** start PROVIDED RECORDS **

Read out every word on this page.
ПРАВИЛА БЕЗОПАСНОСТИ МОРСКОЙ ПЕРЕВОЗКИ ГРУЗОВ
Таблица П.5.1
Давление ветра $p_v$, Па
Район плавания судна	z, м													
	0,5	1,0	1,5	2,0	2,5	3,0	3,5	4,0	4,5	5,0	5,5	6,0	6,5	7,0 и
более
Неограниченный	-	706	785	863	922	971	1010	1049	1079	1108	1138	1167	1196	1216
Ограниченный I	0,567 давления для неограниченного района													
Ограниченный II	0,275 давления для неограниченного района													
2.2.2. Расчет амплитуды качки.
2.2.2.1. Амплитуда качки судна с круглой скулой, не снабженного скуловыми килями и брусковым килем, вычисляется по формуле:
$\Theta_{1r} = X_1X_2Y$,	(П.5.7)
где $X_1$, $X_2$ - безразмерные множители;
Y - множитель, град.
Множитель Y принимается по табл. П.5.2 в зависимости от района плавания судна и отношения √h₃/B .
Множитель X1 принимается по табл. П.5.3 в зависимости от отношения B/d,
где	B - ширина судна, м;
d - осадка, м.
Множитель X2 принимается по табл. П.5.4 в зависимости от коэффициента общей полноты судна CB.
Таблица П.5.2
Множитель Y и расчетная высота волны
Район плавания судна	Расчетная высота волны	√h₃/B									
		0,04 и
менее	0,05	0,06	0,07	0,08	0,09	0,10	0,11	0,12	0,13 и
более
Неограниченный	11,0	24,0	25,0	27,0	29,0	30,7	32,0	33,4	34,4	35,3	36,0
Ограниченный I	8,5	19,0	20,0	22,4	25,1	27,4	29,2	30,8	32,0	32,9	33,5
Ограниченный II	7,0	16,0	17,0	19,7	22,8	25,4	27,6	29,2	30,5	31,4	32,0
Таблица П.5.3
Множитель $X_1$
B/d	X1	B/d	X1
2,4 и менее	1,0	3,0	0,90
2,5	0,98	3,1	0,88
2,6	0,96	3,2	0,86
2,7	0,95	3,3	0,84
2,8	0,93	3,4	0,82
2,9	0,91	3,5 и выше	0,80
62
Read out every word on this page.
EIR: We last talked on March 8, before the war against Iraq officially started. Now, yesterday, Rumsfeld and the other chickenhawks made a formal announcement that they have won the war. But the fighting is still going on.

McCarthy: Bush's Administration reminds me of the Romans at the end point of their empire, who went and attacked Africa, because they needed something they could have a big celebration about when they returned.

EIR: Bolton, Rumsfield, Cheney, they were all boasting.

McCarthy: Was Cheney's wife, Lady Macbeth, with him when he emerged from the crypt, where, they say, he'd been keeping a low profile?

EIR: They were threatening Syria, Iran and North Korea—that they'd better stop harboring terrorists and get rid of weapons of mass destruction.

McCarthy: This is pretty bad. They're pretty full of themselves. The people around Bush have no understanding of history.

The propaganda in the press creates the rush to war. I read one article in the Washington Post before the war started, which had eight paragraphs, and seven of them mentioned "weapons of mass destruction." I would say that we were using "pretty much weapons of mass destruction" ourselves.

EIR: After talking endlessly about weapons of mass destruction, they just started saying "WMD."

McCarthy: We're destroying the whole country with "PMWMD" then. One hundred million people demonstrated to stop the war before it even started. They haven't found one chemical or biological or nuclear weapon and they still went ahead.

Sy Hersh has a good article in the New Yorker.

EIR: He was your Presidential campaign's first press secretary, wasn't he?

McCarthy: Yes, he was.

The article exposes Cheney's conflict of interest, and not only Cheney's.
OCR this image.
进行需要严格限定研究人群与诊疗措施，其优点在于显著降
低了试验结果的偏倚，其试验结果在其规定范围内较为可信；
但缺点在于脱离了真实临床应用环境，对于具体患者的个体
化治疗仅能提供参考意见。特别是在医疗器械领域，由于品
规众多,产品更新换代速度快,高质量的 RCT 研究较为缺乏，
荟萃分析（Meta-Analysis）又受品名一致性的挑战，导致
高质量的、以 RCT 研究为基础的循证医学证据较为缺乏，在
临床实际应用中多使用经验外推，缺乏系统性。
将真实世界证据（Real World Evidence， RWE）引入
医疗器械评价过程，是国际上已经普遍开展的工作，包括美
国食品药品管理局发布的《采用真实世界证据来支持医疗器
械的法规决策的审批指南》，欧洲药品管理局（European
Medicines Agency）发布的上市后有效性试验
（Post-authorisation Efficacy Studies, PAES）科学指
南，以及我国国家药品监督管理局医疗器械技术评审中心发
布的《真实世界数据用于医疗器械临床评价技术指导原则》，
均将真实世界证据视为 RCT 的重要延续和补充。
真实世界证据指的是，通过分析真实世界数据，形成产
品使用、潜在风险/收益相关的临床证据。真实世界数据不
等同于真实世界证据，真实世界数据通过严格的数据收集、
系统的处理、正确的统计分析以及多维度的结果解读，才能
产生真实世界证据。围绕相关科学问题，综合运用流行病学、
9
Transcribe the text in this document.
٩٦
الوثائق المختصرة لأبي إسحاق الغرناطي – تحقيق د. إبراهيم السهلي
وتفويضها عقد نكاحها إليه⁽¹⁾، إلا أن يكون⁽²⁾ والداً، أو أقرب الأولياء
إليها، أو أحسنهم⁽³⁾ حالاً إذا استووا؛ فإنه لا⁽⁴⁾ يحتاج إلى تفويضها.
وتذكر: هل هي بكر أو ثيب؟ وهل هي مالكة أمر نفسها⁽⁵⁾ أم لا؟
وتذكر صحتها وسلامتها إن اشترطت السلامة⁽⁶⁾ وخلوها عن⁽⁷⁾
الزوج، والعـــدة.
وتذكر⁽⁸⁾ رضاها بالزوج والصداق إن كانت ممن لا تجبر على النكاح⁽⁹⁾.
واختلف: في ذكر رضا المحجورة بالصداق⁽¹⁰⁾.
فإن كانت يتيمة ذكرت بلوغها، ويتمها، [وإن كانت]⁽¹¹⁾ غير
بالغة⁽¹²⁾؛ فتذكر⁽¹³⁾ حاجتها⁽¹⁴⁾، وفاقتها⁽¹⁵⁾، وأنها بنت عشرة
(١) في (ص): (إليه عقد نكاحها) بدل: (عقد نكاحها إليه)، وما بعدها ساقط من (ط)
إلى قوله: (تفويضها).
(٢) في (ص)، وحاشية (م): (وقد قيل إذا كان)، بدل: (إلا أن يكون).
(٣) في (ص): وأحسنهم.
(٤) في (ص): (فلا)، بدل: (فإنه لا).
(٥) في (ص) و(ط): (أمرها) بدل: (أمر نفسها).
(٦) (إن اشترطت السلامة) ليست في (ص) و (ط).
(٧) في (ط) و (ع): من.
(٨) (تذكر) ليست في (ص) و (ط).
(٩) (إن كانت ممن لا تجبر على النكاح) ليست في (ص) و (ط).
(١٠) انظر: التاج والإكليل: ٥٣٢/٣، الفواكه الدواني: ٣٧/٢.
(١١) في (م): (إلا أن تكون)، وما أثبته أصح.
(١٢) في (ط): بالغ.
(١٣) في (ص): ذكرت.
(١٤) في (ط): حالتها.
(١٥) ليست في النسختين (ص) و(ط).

** end PROVIDED RECORDS **

■ **DIRECTIONS FOR THIS TASK**
Copy every line in the records above that contains the word "فإنه".

■ **TASK RESPONSE**
إليها، أو أحسنهم⁽³⁾ حالاً إذا استووا؛ فإنه لا⁽⁴⁾ يحتاج إلى تفويضها.
(٤) في (ص): (فلا)، بدل: (فإنه لا).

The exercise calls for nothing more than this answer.